Copy every record exactly, and keep the pictures out.

╭──

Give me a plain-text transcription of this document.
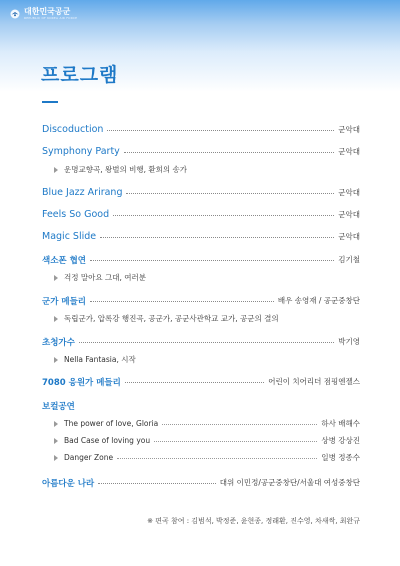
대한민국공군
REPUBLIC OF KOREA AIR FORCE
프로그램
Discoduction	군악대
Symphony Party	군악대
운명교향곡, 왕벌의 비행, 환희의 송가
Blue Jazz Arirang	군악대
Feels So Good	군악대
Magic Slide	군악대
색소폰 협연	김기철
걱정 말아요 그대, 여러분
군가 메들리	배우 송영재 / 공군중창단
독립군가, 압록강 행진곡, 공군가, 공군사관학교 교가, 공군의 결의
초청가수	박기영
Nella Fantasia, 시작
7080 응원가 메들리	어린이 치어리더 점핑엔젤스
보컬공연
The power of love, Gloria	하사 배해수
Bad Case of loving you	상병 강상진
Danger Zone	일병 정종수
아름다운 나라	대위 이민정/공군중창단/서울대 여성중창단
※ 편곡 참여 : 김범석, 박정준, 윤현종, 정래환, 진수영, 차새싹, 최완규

╰──

#### [Exercise result]
Give me a plain-text transcription of this document.
대한민국공군
REPUBLIC OF KOREA AIR FORCE
프로그램
Discoduction	군악대
Symphony Party	군악대
운명교향곡, 왕벌의 비행, 환희의 송가
Blue Jazz Arirang	군악대
Feels So Good	군악대
Magic Slide	군악대
색소폰 협연	김기철
걱정 말아요 그대, 여러분
군가 메들리	배우 송영재 / 공군중창단
독립군가, 압록강 행진곡, 공군가, 공군사관학교 교가, 공군의 결의
초청가수	박기영
Nella Fantasia, 시작
7080 응원가 메들리	어린이 치어리더 점핑엔젤스
보컬공연
The power of love, Gloria	하사 배해수
Bad Case of loving you	상병 강상진
Danger Zone	일병 정종수
아름다운 나라	대위 이민정/공군중창단/서울대 여성중창단
※ 편곡 참여 : 김범석, 박정준, 윤현종, 정래환, 진수영, 차새싹, 최완규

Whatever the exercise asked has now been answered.